WRITTEN TASK
Copy out each line that includes the word "Photometric".

>>>

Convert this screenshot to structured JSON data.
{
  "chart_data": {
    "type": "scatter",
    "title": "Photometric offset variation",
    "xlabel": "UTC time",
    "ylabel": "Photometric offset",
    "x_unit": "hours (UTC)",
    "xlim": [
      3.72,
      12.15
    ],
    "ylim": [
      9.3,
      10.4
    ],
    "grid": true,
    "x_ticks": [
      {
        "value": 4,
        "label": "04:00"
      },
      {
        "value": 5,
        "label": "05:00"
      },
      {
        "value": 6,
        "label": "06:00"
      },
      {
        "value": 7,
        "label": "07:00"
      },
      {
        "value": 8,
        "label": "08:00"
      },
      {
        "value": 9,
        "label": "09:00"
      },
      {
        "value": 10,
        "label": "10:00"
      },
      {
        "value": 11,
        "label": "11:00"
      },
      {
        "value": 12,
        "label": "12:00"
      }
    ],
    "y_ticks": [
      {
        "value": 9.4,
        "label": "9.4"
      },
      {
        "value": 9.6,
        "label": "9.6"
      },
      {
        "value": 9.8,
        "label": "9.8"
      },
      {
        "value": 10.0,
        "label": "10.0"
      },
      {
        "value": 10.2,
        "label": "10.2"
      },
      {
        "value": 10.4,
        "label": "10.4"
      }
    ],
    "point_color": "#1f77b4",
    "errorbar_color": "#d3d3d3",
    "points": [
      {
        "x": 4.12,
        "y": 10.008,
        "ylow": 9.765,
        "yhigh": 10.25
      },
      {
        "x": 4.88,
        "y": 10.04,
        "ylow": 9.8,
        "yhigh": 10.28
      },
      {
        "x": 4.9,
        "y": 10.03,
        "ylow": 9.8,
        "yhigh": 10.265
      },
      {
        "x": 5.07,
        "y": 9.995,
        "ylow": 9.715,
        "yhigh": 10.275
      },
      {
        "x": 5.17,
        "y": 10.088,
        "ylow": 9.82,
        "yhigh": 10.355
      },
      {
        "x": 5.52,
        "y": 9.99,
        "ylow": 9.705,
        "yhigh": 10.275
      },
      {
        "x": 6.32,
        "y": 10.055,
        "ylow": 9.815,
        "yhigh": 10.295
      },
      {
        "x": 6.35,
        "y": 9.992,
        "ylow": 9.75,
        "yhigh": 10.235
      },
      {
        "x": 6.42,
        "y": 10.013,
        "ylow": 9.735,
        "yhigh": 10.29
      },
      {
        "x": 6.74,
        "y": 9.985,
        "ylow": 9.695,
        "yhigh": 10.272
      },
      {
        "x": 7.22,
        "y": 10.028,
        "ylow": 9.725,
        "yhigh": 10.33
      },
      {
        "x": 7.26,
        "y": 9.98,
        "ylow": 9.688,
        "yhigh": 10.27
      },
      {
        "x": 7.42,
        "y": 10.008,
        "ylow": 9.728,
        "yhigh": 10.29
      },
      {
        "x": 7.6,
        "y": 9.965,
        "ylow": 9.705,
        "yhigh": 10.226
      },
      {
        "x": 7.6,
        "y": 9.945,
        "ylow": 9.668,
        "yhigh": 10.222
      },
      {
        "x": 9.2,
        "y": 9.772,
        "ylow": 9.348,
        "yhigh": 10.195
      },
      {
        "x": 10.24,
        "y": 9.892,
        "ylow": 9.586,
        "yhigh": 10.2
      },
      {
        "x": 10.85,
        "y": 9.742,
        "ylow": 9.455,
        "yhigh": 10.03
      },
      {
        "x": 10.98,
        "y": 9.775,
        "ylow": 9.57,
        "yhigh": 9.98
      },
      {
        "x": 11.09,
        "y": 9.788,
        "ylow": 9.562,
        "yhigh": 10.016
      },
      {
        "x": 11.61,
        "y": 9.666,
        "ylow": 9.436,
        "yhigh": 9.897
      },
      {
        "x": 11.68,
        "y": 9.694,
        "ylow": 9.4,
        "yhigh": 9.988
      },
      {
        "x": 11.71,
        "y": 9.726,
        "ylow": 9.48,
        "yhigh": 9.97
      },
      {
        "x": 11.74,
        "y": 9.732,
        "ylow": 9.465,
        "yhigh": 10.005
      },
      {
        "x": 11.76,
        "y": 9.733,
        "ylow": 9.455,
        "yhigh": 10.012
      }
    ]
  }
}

<<<

EXERCISE RESULT
    "title": "Photometric offset variation",
    "ylabel": "Photometric offset",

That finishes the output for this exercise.